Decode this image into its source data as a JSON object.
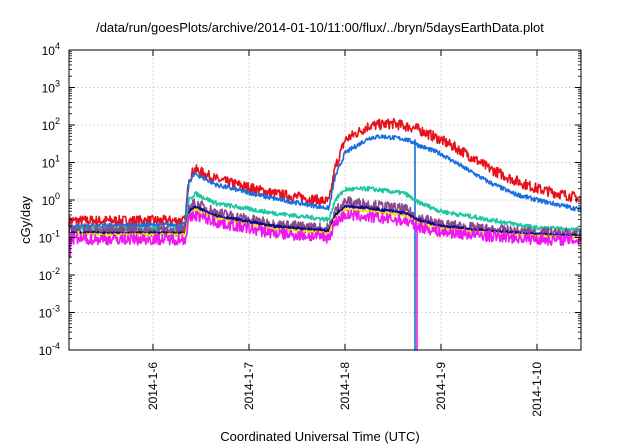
{
  "chart_data": {
    "type": "line",
    "title": "/data/run/goesPlots/archive/2014-01-10/11:00/flux/../bryn/5daysEarthData.plot",
    "xlabel": "Coordinated Universal Time (UTC)",
    "ylabel": "cGy/day",
    "y_scale": "log",
    "ylim_exponents": [
      -4,
      4
    ],
    "y_ticks": [
      {
        "base": "10",
        "exp": "-4",
        "value": 0.0001
      },
      {
        "base": "10",
        "exp": "-3",
        "value": 0.001
      },
      {
        "base": "10",
        "exp": "-2",
        "value": 0.01
      },
      {
        "base": "10",
        "exp": "-1",
        "value": 0.1
      },
      {
        "base": "10",
        "exp": "0",
        "value": 1
      },
      {
        "base": "10",
        "exp": "1",
        "value": 10
      },
      {
        "base": "10",
        "exp": "2",
        "value": 100
      },
      {
        "base": "10",
        "exp": "3",
        "value": 1000
      },
      {
        "base": "10",
        "exp": "4",
        "value": 10000
      }
    ],
    "xlim": [
      "2014-01-05T03:00",
      "2014-01-10T11:00"
    ],
    "x_ticks": [
      {
        "label": "2014-1-6",
        "date": "2014-01-06"
      },
      {
        "label": "2014-1-7",
        "date": "2014-01-07"
      },
      {
        "label": "2014-1-8",
        "date": "2014-01-08"
      },
      {
        "label": "2014-1-9",
        "date": "2014-01-09"
      },
      {
        "label": "2014-1-10",
        "date": "2014-01-10"
      }
    ],
    "grid": true,
    "legend": "none",
    "series": [
      {
        "color": "#e8101a",
        "noise": 0.28,
        "points": [
          [
            "2014-01-05T03:00",
            0.28
          ],
          [
            "2014-01-06T08:00",
            0.28
          ],
          [
            "2014-01-06T09:00",
            4.0
          ],
          [
            "2014-01-06T10:30",
            6.5
          ],
          [
            "2014-01-06T16:00",
            3.5
          ],
          [
            "2014-01-07T06:00",
            1.5
          ],
          [
            "2014-01-07T20:00",
            0.9
          ],
          [
            "2014-01-07T21:30",
            7.0
          ],
          [
            "2014-01-08T00:00",
            40
          ],
          [
            "2014-01-08T06:00",
            95
          ],
          [
            "2014-01-08T12:00",
            110
          ],
          [
            "2014-01-08T18:00",
            80
          ],
          [
            "2014-01-09T00:00",
            40
          ],
          [
            "2014-01-09T06:00",
            18
          ],
          [
            "2014-01-09T12:00",
            7
          ],
          [
            "2014-01-09T18:00",
            3.5
          ],
          [
            "2014-01-10T00:00",
            2.0
          ],
          [
            "2014-01-10T11:00",
            1.1
          ]
        ]
      },
      {
        "color": "#1a6fe0",
        "noise": 0.12,
        "points": [
          [
            "2014-01-05T03:00",
            0.2
          ],
          [
            "2014-01-06T08:00",
            0.22
          ],
          [
            "2014-01-06T09:00",
            3.0
          ],
          [
            "2014-01-06T10:30",
            5.0
          ],
          [
            "2014-01-06T16:00",
            2.5
          ],
          [
            "2014-01-07T06:00",
            1.1
          ],
          [
            "2014-01-07T20:00",
            0.6
          ],
          [
            "2014-01-07T21:30",
            4.0
          ],
          [
            "2014-01-08T00:00",
            18
          ],
          [
            "2014-01-08T06:00",
            45
          ],
          [
            "2014-01-08T09:00",
            50
          ],
          [
            "2014-01-08T15:00",
            42
          ],
          [
            "2014-01-08T17:00",
            35
          ],
          [
            "2014-01-08T18:00",
            30
          ],
          [
            "2014-01-09T00:00",
            17
          ],
          [
            "2014-01-09T06:00",
            7
          ],
          [
            "2014-01-09T12:00",
            3
          ],
          [
            "2014-01-09T18:00",
            1.5
          ],
          [
            "2014-01-10T00:00",
            1.0
          ],
          [
            "2014-01-10T11:00",
            0.55
          ]
        ],
        "spikes": [
          [
            "2014-01-08T17:30",
            40,
            0.0001
          ]
        ]
      },
      {
        "color": "#1fc7a0",
        "noise": 0.12,
        "points": [
          [
            "2014-01-05T03:00",
            0.17
          ],
          [
            "2014-01-06T08:00",
            0.17
          ],
          [
            "2014-01-06T09:00",
            1.0
          ],
          [
            "2014-01-06T10:30",
            1.5
          ],
          [
            "2014-01-06T16:00",
            0.8
          ],
          [
            "2014-01-07T06:00",
            0.45
          ],
          [
            "2014-01-07T20:00",
            0.3
          ],
          [
            "2014-01-07T21:30",
            1.0
          ],
          [
            "2014-01-08T00:00",
            1.9
          ],
          [
            "2014-01-08T06:00",
            2.0
          ],
          [
            "2014-01-08T15:00",
            1.5
          ],
          [
            "2014-01-08T18:00",
            0.9
          ],
          [
            "2014-01-09T00:00",
            0.5
          ],
          [
            "2014-01-09T12:00",
            0.3
          ],
          [
            "2014-01-10T00:00",
            0.18
          ],
          [
            "2014-01-10T11:00",
            0.16
          ]
        ]
      },
      {
        "color": "#8a4a8e",
        "noise": 0.3,
        "points": [
          [
            "2014-01-05T03:00",
            0.15
          ],
          [
            "2014-01-06T08:00",
            0.15
          ],
          [
            "2014-01-06T09:00",
            0.6
          ],
          [
            "2014-01-06T10:30",
            0.8
          ],
          [
            "2014-01-06T16:00",
            0.45
          ],
          [
            "2014-01-07T06:00",
            0.22
          ],
          [
            "2014-01-07T20:00",
            0.17
          ],
          [
            "2014-01-07T21:30",
            0.5
          ],
          [
            "2014-01-08T00:00",
            0.9
          ],
          [
            "2014-01-08T06:00",
            0.75
          ],
          [
            "2014-01-08T15:00",
            0.55
          ],
          [
            "2014-01-08T18:00",
            0.35
          ],
          [
            "2014-01-09T00:00",
            0.22
          ],
          [
            "2014-01-09T12:00",
            0.16
          ],
          [
            "2014-01-10T00:00",
            0.13
          ],
          [
            "2014-01-10T11:00",
            0.12
          ]
        ]
      },
      {
        "color": "#0a0a8a",
        "noise": 0.08,
        "points": [
          [
            "2014-01-05T03:00",
            0.13
          ],
          [
            "2014-01-06T08:00",
            0.13
          ],
          [
            "2014-01-06T09:00",
            0.5
          ],
          [
            "2014-01-06T10:30",
            0.65
          ],
          [
            "2014-01-06T16:00",
            0.38
          ],
          [
            "2014-01-07T06:00",
            0.2
          ],
          [
            "2014-01-07T20:00",
            0.15
          ],
          [
            "2014-01-07T21:30",
            0.4
          ],
          [
            "2014-01-08T00:00",
            0.7
          ],
          [
            "2014-01-08T06:00",
            0.6
          ],
          [
            "2014-01-08T15:00",
            0.45
          ],
          [
            "2014-01-08T18:00",
            0.3
          ],
          [
            "2014-01-09T00:00",
            0.2
          ],
          [
            "2014-01-09T12:00",
            0.15
          ],
          [
            "2014-01-10T00:00",
            0.12
          ],
          [
            "2014-01-10T11:00",
            0.11
          ]
        ]
      },
      {
        "color": "#f2e600",
        "noise": 0.06,
        "points": [
          [
            "2014-01-05T03:00",
            0.12
          ],
          [
            "2014-01-06T08:00",
            0.12
          ],
          [
            "2014-01-06T09:00",
            0.4
          ],
          [
            "2014-01-06T10:30",
            0.55
          ],
          [
            "2014-01-06T16:00",
            0.32
          ],
          [
            "2014-01-07T06:00",
            0.17
          ],
          [
            "2014-01-07T20:00",
            0.13
          ],
          [
            "2014-01-07T21:30",
            0.33
          ],
          [
            "2014-01-08T00:00",
            0.55
          ],
          [
            "2014-01-08T06:00",
            0.5
          ],
          [
            "2014-01-08T15:00",
            0.38
          ],
          [
            "2014-01-08T18:00",
            0.25
          ],
          [
            "2014-01-09T00:00",
            0.17
          ],
          [
            "2014-01-09T12:00",
            0.13
          ],
          [
            "2014-01-10T00:00",
            0.11
          ],
          [
            "2014-01-10T11:00",
            0.1
          ]
        ]
      },
      {
        "color": "#f018f0",
        "noise": 0.3,
        "points": [
          [
            "2014-01-05T03:00",
            0.09
          ],
          [
            "2014-01-06T08:00",
            0.09
          ],
          [
            "2014-01-06T09:00",
            0.3
          ],
          [
            "2014-01-06T10:30",
            0.4
          ],
          [
            "2014-01-06T16:00",
            0.25
          ],
          [
            "2014-01-07T06:00",
            0.13
          ],
          [
            "2014-01-07T20:00",
            0.1
          ],
          [
            "2014-01-07T21:30",
            0.25
          ],
          [
            "2014-01-08T00:00",
            0.4
          ],
          [
            "2014-01-08T06:00",
            0.35
          ],
          [
            "2014-01-08T15:00",
            0.28
          ],
          [
            "2014-01-08T18:00",
            0.2
          ],
          [
            "2014-01-09T00:00",
            0.14
          ],
          [
            "2014-01-09T12:00",
            0.11
          ],
          [
            "2014-01-10T00:00",
            0.09
          ],
          [
            "2014-01-10T11:00",
            0.085
          ]
        ],
        "spikes": [
          [
            "2014-01-05T03:20",
            0.09,
            0.03
          ],
          [
            "2014-01-08T18:00",
            0.2,
            0.0001
          ]
        ]
      }
    ]
  }
}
━━━━━━━━━━
_EXERCISE GOAL_
Using the records above, list each line that includes "value".

_SOLUTION TO THIS TASK_
        "value": 0.0001
        "value": 0.001
        "value": 0.01
        "value": 0.1
        "value": 1
        "value": 10
        "value": 100
        "value": 1000
        "value": 10000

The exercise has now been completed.